→ Description of the task
Exactly repeat all the records below, omitting the images they hold.

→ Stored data
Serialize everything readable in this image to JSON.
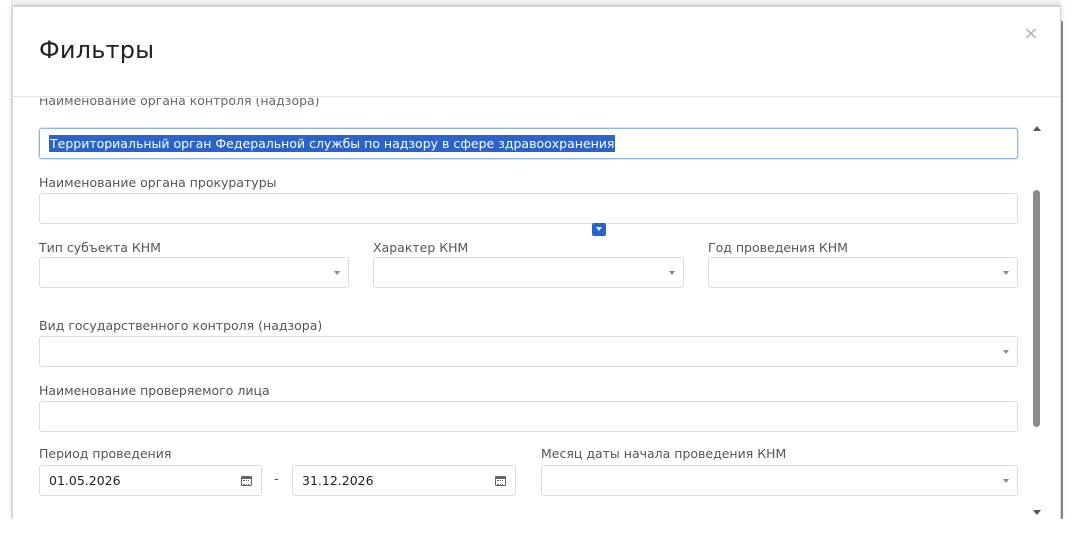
{
  "modal": {
    "title": "Фильтры",
    "close_icon": "×"
  },
  "fields": {
    "control_body": {
      "label": "Наименование органа контроля (надзора)",
      "value": "Территориальный орган Федеральной службы по надзору в сфере здравоохранения"
    },
    "prosecutor": {
      "label": "Наименование органа прокуратуры",
      "value": ""
    },
    "subject_type": {
      "label": "Тип субъекта КНМ",
      "value": ""
    },
    "knm_character": {
      "label": "Характер КНМ",
      "value": ""
    },
    "knm_year": {
      "label": "Год проведения КНМ",
      "value": ""
    },
    "control_type": {
      "label": "Вид государственного контроля (надзора)",
      "value": ""
    },
    "inspected_entity": {
      "label": "Наименование проверяемого лица",
      "value": ""
    },
    "period": {
      "label": "Период проведения",
      "from": "01.05.2026",
      "separator": "-",
      "to": "31.12.2026"
    },
    "start_month": {
      "label": "Месяц даты начала проведения КНМ",
      "value": ""
    }
  },
  "icons": {
    "close": "close-icon",
    "dropdown": "chevron-down-icon",
    "calendar": "calendar-icon"
  },
  "colors": {
    "selection": "#2a63c9",
    "focus_border": "#8cb4e8"
  }
}
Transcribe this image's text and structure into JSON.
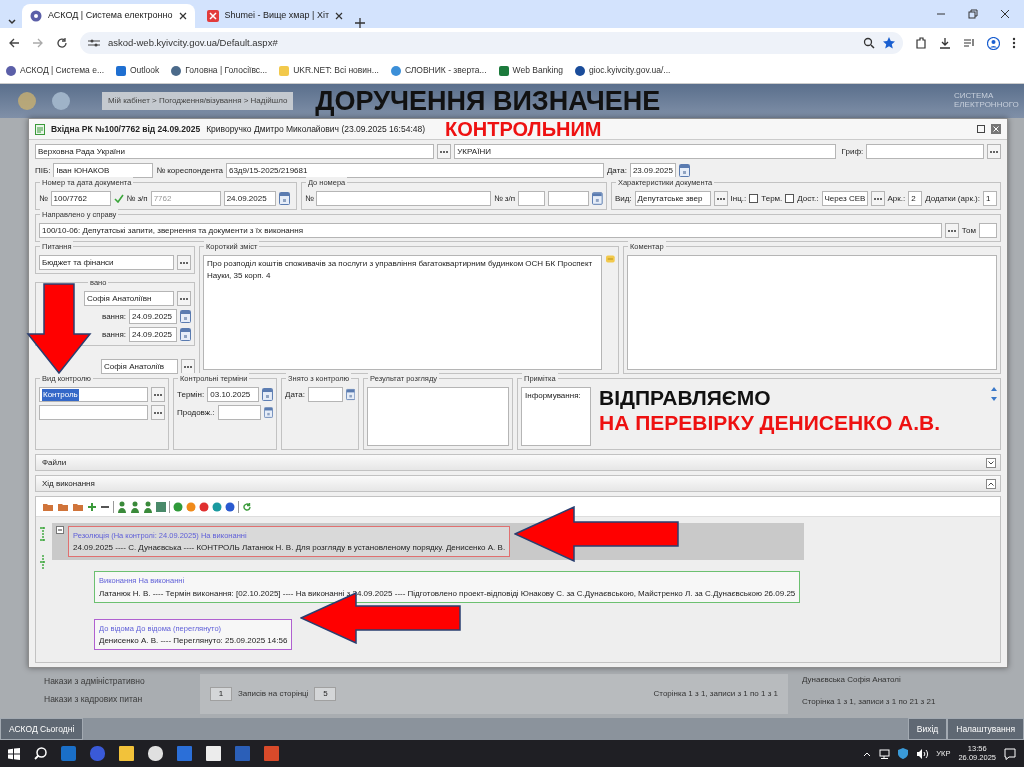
{
  "browser": {
    "tabs": [
      {
        "title": "АСКОД | Система електронно",
        "selected": true
      },
      {
        "title": "Shumei - Вище хмар | Хіт",
        "selected": false
      }
    ],
    "address": "askod-web.kyivcity.gov.ua/Default.aspx#",
    "bookmarks": [
      "АСКОД | Система е...",
      "Outlook",
      "Головна | Голосіївс...",
      "UKR.NET: Всі новин...",
      "СЛОВНИК - зверта...",
      "Web Banking",
      "gioc.kyivcity.gov.ua/..."
    ]
  },
  "background_app": {
    "breadcrumb": "Мій кабінет > Погодження/візування > Надійшло",
    "logo_text": "СИСТЕМА ЕЛЕКТРОННОГО",
    "list_items": [
      "Накази з адміністративно",
      "Накази з кадрових питан"
    ],
    "page_value": "1",
    "records_label": "Записів на сторінці",
    "page_size": "5",
    "page_info": "Сторінка 1 з 1, записи з 1 по 1 з 1",
    "right_name": "Дунаєвська Софія Анатолі",
    "right_info": "Сторінка 1 з 1, записи з 1 по 21 з 21",
    "bottom_left": "АСКОД Сьогодні",
    "bottom_right": [
      "Вихід",
      "Налаштування"
    ]
  },
  "dialog": {
    "title": "Вхідна РК №100/7762 від 24.09.2025",
    "author": "Криворучко Дмитро Миколайович (23.09.2025 16:54:48)",
    "sender": "Верховна Рада України",
    "recipient": "УКРАЇНИ",
    "grif_label": "Гриф:",
    "pib_label": "ПІБ:",
    "pib": "Іван ЮНАКОВ",
    "corr_label": "№ кореспондента",
    "corr": "63д9/15-2025/219681",
    "date_label": "Дата:",
    "date": "23.09.2025",
    "doc_group": {
      "legend": "Номер та дата документа",
      "no_label": "№",
      "no": "100/7762",
      "verified": true,
      "seq_label": "№ з/п",
      "seq": "7762",
      "date": "24.09.2025"
    },
    "to_group": {
      "legend": "До номера",
      "no_label": "№",
      "seq_label": "№ з/п"
    },
    "char_group": {
      "legend": "Характеристики документа",
      "kind_label": "Вид:",
      "kind": "Депутатське звер",
      "inc_label": "Інц.:",
      "inc_checked": false,
      "term_label": "Терм.",
      "term_checked": false,
      "delivery_label": "Дост.:",
      "delivery": "Через СЕВ",
      "sheets_label": "Арк.:",
      "sheets": "2",
      "att_label": "Додатки (арк.):",
      "att": "1"
    },
    "case_group": {
      "legend": "Направлено у справу",
      "value": "100/10-06: Депутатські запити, звернення та документи з їх виконання",
      "volume_label": "Том"
    },
    "question_group": {
      "legend": "Питання",
      "value": "Бюджет та фінанси"
    },
    "controlled_group": {
      "legend": "вано",
      "executor": "Софія Анатоліївн",
      "dates": [
        {
          "label": "вання:",
          "value": "24.09.2025"
        },
        {
          "label": "вання:",
          "value": "24.09.2025"
        }
      ]
    },
    "signer": "Софія Анатоліїв",
    "summary_group": {
      "legend": "Короткий зміст",
      "value": "Про розподіл коштів споживачів за послуги з управління багатоквартирним  будинком ОСН БК Проспект Науки, 35 корп. 4"
    },
    "comment_group": {
      "legend": "Коментар"
    },
    "control_group": {
      "legend": "Вид контролю",
      "value": "Контроль",
      "value_selected": true
    },
    "terms_group": {
      "legend": "Контрольні терміни",
      "term_label": "Термін:",
      "term": "03.10.2025",
      "ext_label": "Продовж.:"
    },
    "removed_group": {
      "legend": "Знято з контролю",
      "date_label": "Дата:"
    },
    "result_group": {
      "legend": "Результат розгляду"
    },
    "note_group": {
      "legend": "Примітка",
      "value": "Інформування:"
    },
    "panels": [
      {
        "title": "Файли",
        "kind": "files",
        "expanded": false
      },
      {
        "title": "Хід виконання",
        "kind": "history",
        "expanded": true
      }
    ],
    "history": [
      {
        "header": "Резолюція (На контролі: 24.09.2025) На виконанні",
        "text": "24.09.2025 ---- С. Дунаєвська ---- КОНТРОЛЬ Латанюк Н. В. Для розгляду в установленому порядку. Денисенко А. В.",
        "color": "#e07070",
        "selected": true,
        "children": [
          {
            "header": "Виконання На виконанні",
            "text": "Латанюк Н. В. ---- Термін виконання: [02.10.2025] ---- На виконанні з 24.09.2025 ---- Підготовлено проект-відповіді Юнакову С. за С.Дунаєвською, Майстренко Л. за С.Дунаєвською 26.09.25",
            "color": "#6cc070",
            "selected": false
          },
          {
            "header": "До відома До відома (переглянуто)",
            "text": "Денисенко А. В. ---- Переглянуто: 25.09.2025 14:56",
            "color": "#b060d0",
            "selected": false
          }
        ]
      }
    ]
  },
  "annotations": [
    {
      "text": "ДОРУЧЕННЯ ВИЗНАЧЕНЕ",
      "color": "#111111"
    },
    {
      "text": "КОНТРОЛЬНИМ",
      "color": "#ee1111"
    },
    {
      "text": "ВІДПРАВЛЯЄМО",
      "color": "#111111"
    },
    {
      "text": "НА ПЕРЕВІРКУ ДЕНИСЕНКО А.В.",
      "color": "#ee1111"
    }
  ],
  "taskbar": {
    "language": "УКР",
    "time": "13:56",
    "date": "26.09.2025"
  }
}
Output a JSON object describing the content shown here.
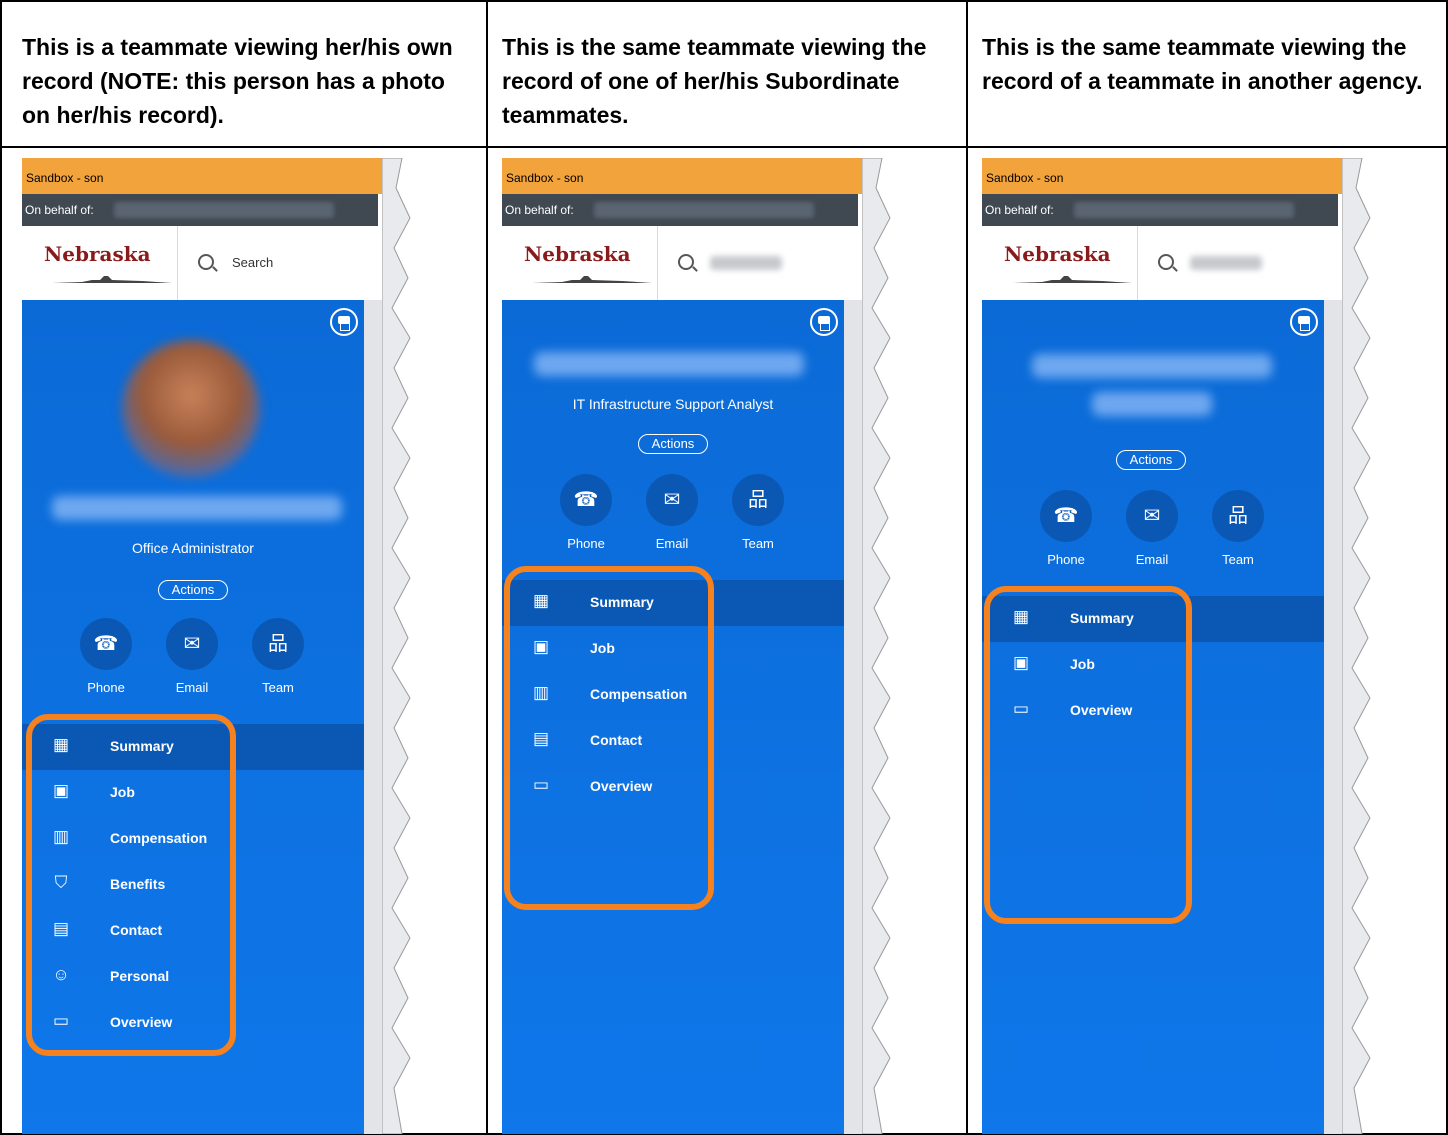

→ Written solution
Serialize everything readable in this image to JSON.
{
  "modal": {
    "title": "Фильтры",
    "close_icon": "×"
  },
  "fields": {
    "control_body": {
      "label": "Наименование органа контроля (надзора)",
      "value": "Территориальный орган Федеральной службы по надзору в сфере здравоохранения"
    },
    "prosecutor": {
      "label": "Наименование органа прокуратуры",
      "value": ""
    },
    "subject_type": {
      "label": "Тип субъекта КНМ",
      "value": ""
    },
    "knm_character": {
      "label": "Характер КНМ",
      "value": ""
    },
    "knm_year": {
      "label": "Год проведения КНМ",
      "value": ""
    },
    "control_type": {
      "label": "Вид государственного контроля (надзора)",
      "value": ""
    },
    "inspected_entity": {
      "label": "Наименование проверяемого лица",
      "value": ""
    },
    "period": {
      "label": "Период проведения",
      "from": "01.05.2026",
      "separator": "-",
      "to": "31.12.2026"
    },
    "start_month": {
      "label": "Месяц даты начала проведения КНМ",
      "value": ""
    }
  },
  "icons": {
    "close": "close-icon",
    "dropdown": "chevron-down-icon",
    "calendar": "calendar-icon"
  },
  "colors": {
    "selection": "#2a63c9",
    "focus_border": "#8cb4e8"
  }
}
Transcribe this image's text and structure into JSON.
{
  "browser": {
    "tabs": [
      {
        "title": "АСКОД | Система електронно",
        "selected": true
      },
      {
        "title": "Shumei - Вище хмар | Хіт",
        "selected": false
      }
    ],
    "address": "askod-web.kyivcity.gov.ua/Default.aspx#",
    "bookmarks": [
      "АСКОД | Система е...",
      "Outlook",
      "Головна | Голосіївс...",
      "UKR.NET: Всі новин...",
      "СЛОВНИК - зверта...",
      "Web Banking",
      "gioc.kyivcity.gov.ua/..."
    ]
  },
  "background_app": {
    "breadcrumb": "Мій кабінет > Погодження/візування > Надійшло",
    "logo_text": "СИСТЕМА ЕЛЕКТРОННОГО",
    "list_items": [
      "Накази з адміністративно",
      "Накази з кадрових питан"
    ],
    "page_value": "1",
    "records_label": "Записів на сторінці",
    "page_size": "5",
    "page_info": "Сторінка 1 з 1, записи з 1 по 1 з 1",
    "right_name": "Дунаєвська Софія Анатолі",
    "right_info": "Сторінка 1 з 1, записи з 1 по 21 з 21",
    "bottom_left": "АСКОД Сьогодні",
    "bottom_right": [
      "Вихід",
      "Налаштування"
    ]
  },
  "dialog": {
    "title": "Вхідна РК №100/7762 від 24.09.2025",
    "author": "Криворучко Дмитро Миколайович (23.09.2025 16:54:48)",
    "sender": "Верховна Рада України",
    "recipient": "УКРАЇНИ",
    "grif_label": "Гриф:",
    "pib_label": "ПІБ:",
    "pib": "Іван ЮНАКОВ",
    "corr_label": "№ кореспондента",
    "corr": "63д9/15-2025/219681",
    "date_label": "Дата:",
    "date": "23.09.2025",
    "doc_group": {
      "legend": "Номер та дата документа",
      "no_label": "№",
      "no": "100/7762",
      "verified": true,
      "seq_label": "№ з/п",
      "seq": "7762",
      "date": "24.09.2025"
    },
    "to_group": {
      "legend": "До номера",
      "no_label": "№",
      "seq_label": "№ з/п"
    },
    "char_group": {
      "legend": "Характеристики документа",
      "kind_label": "Вид:",
      "kind": "Депутатське звер",
      "inc_label": "Інц.:",
      "inc_checked": false,
      "term_label": "Терм.",
      "term_checked": false,
      "delivery_label": "Дост.:",
      "delivery": "Через СЕВ",
      "sheets_label": "Арк.:",
      "sheets": "2",
      "att_label": "Додатки (арк.):",
      "att": "1"
    },
    "case_group": {
      "legend": "Направлено у справу",
      "value": "100/10-06: Депутатські запити, звернення та документи з їх виконання",
      "volume_label": "Том"
    },
    "question_group": {
      "legend": "Питання",
      "value": "Бюджет та фінанси"
    },
    "controlled_group": {
      "legend": "вано",
      "executor": "Софія Анатоліївн",
      "dates": [
        {
          "label": "вання:",
          "value": "24.09.2025"
        },
        {
          "label": "вання:",
          "value": "24.09.2025"
        }
      ]
    },
    "signer": "Софія Анатоліїв",
    "summary_group": {
      "legend": "Короткий зміст",
      "value": "Про розподіл коштів споживачів за послуги з управління багатоквартирним  будинком ОСН БК Проспект Науки, 35 корп. 4"
    },
    "comment_group": {
      "legend": "Коментар"
    },
    "control_group": {
      "legend": "Вид контролю",
      "value": "Контроль",
      "value_selected": true
    },
    "terms_group": {
      "legend": "Контрольні терміни",
      "term_label": "Термін:",
      "term": "03.10.2025",
      "ext_label": "Продовж.:"
    },
    "removed_group": {
      "legend": "Знято з контролю",
      "date_label": "Дата:"
    },
    "result_group": {
      "legend": "Результат розгляду"
    },
    "note_group": {
      "legend": "Примітка",
      "value": "Інформування:"
    },
    "panels": [
      {
        "title": "Файли",
        "kind": "files",
        "expanded": false
      },
      {
        "title": "Хід виконання",
        "kind": "history",
        "expanded": true
      }
    ],
    "history": [
      {
        "header": "Резолюція (На контролі: 24.09.2025) На виконанні",
        "text": "24.09.2025 ---- С. Дунаєвська ---- КОНТРОЛЬ Латанюк Н. В. Для розгляду в установленому порядку. Денисенко А. В.",
        "color": "#e07070",
        "selected": true,
        "children": [
          {
            "header": "Виконання На виконанні",
            "text": "Латанюк Н. В. ---- Термін виконання: [02.10.2025] ---- На виконанні з 24.09.2025 ---- Підготовлено проект-відповіді Юнакову С. за С.Дунаєвською, Майстренко Л. за С.Дунаєвською 26.09.25",
            "color": "#6cc070",
            "selected": false
          },
          {
            "header": "До відома До відома (переглянуто)",
            "text": "Денисенко А. В. ---- Переглянуто: 25.09.2025 14:56",
            "color": "#b060d0",
            "selected": false
          }
        ]
      }
    ]
  },
  "annotations": [
    {
      "text": "ДОРУЧЕННЯ ВИЗНАЧЕНЕ",
      "color": "#111111"
    },
    {
      "text": "КОНТРОЛЬНИМ",
      "color": "#ee1111"
    },
    {
      "text": "ВІДПРАВЛЯЄМО",
      "color": "#111111"
    },
    {
      "text": "НА ПЕРЕВІРКУ ДЕНИСЕНКО А.В.",
      "color": "#ee1111"
    }
  ],
  "taskbar": {
    "language": "УКР",
    "time": "13:56",
    "date": "26.09.2025"
  }
}
Output a JSON object describing the content shown here.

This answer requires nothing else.